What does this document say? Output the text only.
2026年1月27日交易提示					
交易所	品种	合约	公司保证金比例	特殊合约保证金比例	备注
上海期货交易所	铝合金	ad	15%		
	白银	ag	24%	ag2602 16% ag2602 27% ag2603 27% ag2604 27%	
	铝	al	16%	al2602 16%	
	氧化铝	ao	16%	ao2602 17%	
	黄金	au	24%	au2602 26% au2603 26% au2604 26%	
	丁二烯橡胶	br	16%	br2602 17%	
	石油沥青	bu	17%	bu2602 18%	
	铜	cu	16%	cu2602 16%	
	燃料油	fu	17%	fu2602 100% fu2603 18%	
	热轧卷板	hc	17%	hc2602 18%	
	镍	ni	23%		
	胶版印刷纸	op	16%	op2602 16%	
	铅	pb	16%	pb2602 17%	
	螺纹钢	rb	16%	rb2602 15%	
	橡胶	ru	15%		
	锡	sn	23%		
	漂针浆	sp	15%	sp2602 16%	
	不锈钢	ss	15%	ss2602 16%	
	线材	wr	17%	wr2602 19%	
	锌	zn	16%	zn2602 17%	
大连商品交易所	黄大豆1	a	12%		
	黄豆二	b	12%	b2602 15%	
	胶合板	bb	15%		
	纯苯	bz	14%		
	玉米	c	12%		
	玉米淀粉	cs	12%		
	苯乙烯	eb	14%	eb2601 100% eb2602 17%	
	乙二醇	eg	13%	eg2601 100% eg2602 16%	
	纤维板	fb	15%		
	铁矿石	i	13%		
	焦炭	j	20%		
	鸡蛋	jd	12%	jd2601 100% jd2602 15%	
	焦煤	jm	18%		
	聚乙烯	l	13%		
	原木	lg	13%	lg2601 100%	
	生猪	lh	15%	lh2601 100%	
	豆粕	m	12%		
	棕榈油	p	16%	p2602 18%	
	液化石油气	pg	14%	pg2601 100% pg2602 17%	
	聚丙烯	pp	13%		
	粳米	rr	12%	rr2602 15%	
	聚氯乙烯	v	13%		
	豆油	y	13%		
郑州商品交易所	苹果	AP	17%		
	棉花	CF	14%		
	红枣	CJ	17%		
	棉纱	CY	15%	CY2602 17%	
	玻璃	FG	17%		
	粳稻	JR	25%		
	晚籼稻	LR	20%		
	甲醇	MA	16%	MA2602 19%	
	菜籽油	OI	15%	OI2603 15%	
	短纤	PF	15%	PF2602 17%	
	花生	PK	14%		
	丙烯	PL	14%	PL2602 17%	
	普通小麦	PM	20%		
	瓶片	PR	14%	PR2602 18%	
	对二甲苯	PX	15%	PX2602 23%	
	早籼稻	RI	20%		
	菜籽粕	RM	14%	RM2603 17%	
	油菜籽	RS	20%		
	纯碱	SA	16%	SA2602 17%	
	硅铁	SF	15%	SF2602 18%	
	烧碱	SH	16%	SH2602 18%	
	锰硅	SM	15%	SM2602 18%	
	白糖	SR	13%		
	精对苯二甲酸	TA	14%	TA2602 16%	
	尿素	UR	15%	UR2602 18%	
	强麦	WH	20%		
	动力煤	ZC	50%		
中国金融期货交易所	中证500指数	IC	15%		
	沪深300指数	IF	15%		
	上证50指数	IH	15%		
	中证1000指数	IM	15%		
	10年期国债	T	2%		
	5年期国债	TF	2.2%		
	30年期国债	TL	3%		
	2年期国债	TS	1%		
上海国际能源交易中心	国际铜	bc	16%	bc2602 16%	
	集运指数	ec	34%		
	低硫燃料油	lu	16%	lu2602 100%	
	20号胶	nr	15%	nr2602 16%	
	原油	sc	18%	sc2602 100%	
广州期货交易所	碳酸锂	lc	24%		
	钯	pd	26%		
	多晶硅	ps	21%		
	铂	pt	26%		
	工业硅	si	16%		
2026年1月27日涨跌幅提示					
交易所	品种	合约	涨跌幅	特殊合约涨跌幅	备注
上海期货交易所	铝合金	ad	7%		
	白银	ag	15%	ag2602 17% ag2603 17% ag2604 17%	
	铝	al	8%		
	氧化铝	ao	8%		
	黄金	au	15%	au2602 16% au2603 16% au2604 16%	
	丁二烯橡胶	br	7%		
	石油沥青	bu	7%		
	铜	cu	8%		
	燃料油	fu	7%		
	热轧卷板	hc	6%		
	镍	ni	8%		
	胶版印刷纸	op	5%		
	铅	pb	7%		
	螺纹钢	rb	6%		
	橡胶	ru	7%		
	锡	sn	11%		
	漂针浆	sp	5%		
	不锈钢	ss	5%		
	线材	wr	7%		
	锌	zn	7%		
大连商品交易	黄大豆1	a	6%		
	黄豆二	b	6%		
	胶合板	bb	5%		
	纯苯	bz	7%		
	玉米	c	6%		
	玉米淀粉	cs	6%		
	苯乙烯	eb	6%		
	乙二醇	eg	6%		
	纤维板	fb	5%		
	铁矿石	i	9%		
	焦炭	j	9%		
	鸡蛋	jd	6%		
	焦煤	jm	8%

++++++++

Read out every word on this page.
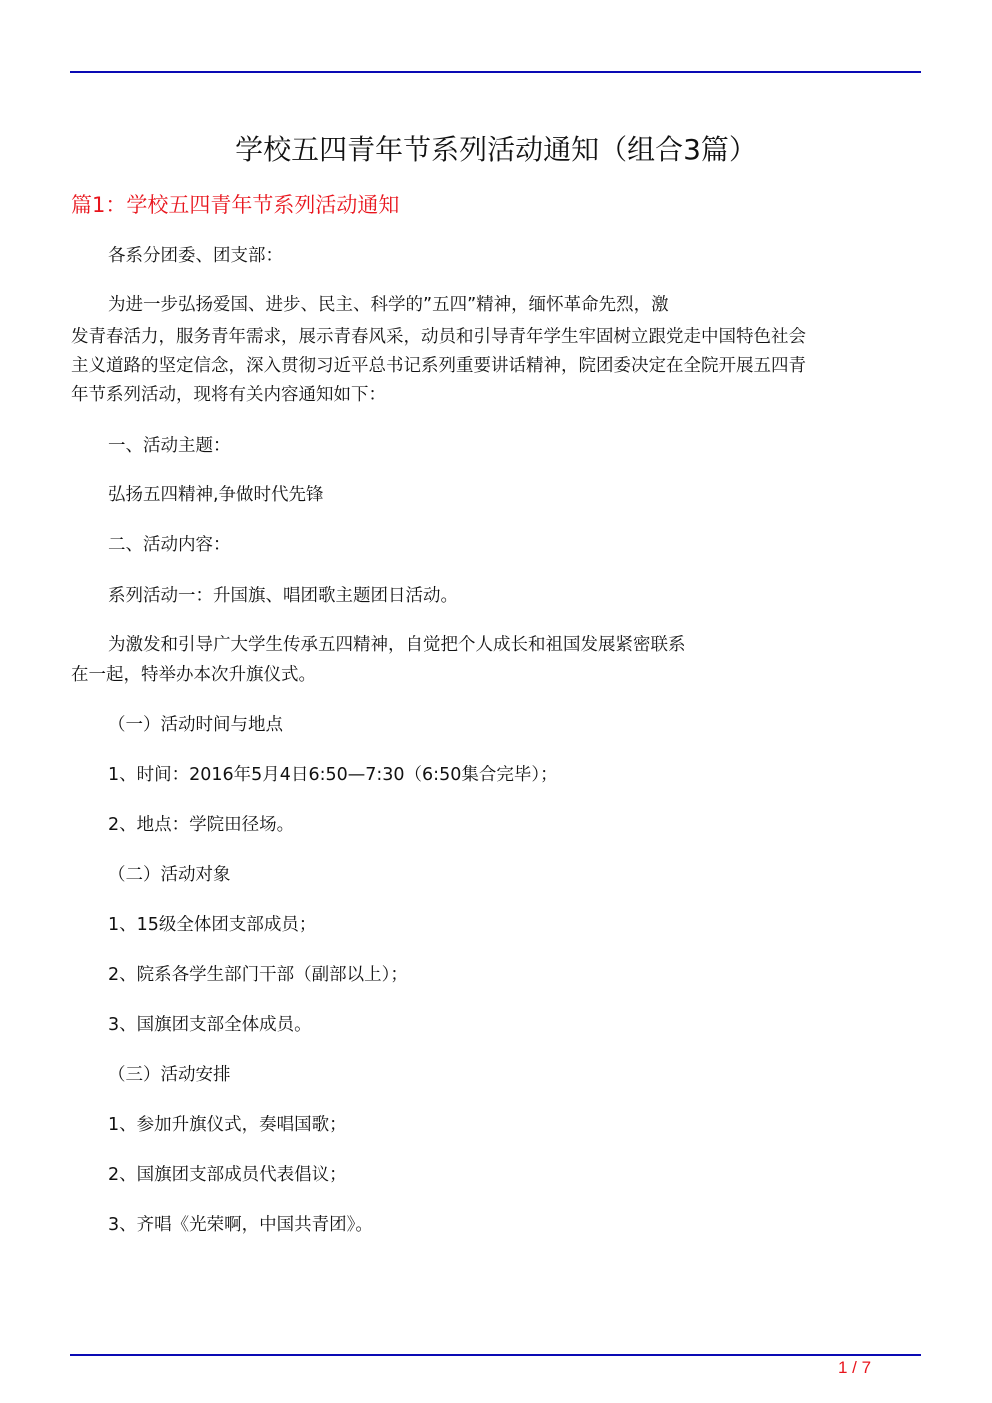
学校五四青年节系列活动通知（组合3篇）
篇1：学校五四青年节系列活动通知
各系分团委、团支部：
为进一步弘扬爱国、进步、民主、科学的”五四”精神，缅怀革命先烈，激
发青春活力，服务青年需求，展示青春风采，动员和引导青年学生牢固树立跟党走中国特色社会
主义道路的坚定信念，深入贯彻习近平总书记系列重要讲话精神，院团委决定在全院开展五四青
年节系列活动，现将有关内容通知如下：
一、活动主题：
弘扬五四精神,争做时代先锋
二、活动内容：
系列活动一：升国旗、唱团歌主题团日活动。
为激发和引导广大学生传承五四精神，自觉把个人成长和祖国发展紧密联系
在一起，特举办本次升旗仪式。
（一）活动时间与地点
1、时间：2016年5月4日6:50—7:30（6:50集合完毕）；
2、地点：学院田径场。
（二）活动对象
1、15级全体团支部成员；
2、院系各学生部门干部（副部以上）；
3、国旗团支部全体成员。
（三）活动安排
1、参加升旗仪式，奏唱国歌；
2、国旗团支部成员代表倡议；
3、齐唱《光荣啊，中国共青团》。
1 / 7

++++++++

Reply with one number only: how many lines of the listing hold "this"?

2